Exercise goal: State the number of lines that hold the string "strength", with nothing added.

Stored records:
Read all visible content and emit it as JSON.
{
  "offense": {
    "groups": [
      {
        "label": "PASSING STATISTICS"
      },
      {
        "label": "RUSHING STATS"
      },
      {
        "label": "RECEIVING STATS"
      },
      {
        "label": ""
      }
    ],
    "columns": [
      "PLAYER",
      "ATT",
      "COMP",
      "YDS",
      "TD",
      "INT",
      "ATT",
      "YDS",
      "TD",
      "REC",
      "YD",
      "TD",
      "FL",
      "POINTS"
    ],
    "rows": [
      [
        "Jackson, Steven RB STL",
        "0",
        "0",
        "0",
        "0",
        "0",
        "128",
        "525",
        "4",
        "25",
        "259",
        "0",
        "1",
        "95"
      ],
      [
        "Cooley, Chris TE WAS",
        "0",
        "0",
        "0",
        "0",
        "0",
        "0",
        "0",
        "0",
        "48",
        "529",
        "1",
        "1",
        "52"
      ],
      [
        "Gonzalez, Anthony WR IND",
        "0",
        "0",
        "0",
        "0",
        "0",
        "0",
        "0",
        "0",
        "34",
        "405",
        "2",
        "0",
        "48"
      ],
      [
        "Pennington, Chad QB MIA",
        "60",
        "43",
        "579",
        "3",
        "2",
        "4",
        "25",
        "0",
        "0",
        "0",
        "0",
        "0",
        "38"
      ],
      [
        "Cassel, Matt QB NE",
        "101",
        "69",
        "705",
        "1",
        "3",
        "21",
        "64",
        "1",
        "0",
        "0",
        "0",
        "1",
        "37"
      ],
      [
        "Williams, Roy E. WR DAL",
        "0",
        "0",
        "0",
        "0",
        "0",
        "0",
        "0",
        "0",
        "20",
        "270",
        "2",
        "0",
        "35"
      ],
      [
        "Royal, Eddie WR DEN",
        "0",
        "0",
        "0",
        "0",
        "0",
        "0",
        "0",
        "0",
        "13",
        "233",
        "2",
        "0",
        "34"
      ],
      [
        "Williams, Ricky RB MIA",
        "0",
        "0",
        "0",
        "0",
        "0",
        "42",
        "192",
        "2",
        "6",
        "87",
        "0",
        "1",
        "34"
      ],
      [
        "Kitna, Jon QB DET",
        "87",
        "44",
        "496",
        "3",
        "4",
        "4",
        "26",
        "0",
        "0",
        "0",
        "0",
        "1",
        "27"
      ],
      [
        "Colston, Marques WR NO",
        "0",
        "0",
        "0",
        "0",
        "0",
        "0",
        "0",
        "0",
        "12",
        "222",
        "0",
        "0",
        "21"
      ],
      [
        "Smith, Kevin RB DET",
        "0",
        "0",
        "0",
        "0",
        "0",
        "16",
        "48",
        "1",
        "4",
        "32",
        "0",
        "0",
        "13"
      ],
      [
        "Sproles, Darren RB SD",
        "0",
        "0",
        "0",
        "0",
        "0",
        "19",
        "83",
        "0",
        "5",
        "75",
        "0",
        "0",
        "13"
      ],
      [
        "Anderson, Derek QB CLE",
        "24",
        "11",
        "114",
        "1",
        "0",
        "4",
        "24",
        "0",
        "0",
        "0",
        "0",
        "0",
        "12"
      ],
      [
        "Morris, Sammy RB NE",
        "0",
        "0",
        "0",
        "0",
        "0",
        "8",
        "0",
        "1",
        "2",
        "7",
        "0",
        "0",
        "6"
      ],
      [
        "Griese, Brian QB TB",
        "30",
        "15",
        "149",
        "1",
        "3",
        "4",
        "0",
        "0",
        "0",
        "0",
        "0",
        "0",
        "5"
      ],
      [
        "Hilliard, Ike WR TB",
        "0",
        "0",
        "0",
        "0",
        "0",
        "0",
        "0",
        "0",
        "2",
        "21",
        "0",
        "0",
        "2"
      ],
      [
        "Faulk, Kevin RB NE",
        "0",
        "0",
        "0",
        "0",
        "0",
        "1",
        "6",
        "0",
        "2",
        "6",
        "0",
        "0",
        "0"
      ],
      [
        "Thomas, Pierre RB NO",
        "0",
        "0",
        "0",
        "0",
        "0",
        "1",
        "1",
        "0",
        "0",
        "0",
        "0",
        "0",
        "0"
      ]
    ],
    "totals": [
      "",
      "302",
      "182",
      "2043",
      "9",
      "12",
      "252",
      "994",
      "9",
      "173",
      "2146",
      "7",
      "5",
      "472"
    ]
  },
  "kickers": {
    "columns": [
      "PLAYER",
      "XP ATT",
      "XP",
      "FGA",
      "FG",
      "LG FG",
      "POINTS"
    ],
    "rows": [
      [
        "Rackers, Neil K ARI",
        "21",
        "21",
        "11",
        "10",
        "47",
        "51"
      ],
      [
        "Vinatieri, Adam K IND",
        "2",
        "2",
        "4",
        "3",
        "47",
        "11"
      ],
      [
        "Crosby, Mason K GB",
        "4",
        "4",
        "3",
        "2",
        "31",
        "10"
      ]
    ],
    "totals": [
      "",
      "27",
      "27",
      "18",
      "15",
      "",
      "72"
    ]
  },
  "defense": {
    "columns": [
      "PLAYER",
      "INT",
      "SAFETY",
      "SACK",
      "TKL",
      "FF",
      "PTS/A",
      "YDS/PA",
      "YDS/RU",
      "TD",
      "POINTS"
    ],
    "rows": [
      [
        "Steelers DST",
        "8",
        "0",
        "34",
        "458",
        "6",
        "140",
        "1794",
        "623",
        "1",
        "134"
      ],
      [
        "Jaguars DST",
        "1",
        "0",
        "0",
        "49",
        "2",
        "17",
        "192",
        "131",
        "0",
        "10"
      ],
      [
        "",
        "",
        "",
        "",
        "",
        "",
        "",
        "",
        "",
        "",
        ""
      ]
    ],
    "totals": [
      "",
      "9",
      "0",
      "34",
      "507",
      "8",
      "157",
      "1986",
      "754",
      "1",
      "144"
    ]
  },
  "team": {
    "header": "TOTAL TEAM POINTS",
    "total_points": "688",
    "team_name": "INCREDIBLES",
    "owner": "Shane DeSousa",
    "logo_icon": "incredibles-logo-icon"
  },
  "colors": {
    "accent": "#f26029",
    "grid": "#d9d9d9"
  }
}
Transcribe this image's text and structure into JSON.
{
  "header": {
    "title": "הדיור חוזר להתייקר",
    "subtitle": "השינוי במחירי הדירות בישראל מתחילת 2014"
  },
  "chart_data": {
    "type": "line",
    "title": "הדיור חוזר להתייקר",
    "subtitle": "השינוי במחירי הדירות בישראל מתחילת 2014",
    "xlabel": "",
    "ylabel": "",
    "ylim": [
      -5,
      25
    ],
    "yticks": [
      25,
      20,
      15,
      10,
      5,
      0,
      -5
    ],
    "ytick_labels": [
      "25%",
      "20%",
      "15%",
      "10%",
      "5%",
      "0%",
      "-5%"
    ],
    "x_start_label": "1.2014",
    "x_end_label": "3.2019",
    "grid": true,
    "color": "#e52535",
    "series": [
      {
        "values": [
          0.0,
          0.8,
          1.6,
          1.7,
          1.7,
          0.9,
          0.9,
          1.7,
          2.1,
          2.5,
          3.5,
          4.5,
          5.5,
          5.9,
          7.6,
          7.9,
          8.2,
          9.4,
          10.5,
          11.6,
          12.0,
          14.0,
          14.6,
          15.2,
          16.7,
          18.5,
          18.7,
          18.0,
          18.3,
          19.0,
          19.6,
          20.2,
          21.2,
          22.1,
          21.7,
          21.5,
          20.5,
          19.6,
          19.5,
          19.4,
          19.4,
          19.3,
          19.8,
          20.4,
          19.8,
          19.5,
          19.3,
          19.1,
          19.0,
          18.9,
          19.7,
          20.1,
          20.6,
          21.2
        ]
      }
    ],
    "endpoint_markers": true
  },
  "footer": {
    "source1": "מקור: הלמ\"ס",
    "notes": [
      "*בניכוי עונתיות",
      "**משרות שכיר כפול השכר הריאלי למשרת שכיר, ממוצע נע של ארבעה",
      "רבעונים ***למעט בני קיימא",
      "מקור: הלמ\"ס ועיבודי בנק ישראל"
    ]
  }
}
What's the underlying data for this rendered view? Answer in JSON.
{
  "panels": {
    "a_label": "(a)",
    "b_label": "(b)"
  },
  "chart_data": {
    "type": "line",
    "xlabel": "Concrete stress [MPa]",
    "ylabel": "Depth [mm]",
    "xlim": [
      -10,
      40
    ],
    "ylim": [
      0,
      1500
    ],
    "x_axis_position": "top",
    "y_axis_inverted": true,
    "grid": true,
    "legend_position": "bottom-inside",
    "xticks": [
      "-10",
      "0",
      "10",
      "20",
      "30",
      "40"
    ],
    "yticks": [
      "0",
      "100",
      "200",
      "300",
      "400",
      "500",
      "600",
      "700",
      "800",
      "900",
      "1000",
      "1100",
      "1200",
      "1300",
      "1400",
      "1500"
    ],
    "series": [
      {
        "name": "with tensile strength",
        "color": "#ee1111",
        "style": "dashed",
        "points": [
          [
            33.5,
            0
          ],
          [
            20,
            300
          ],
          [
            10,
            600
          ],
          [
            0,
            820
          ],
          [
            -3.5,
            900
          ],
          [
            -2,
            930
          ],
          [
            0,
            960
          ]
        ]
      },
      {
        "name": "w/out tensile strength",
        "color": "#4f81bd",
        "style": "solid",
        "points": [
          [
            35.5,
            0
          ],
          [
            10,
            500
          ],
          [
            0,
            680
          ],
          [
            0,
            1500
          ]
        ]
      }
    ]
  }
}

Full response: 2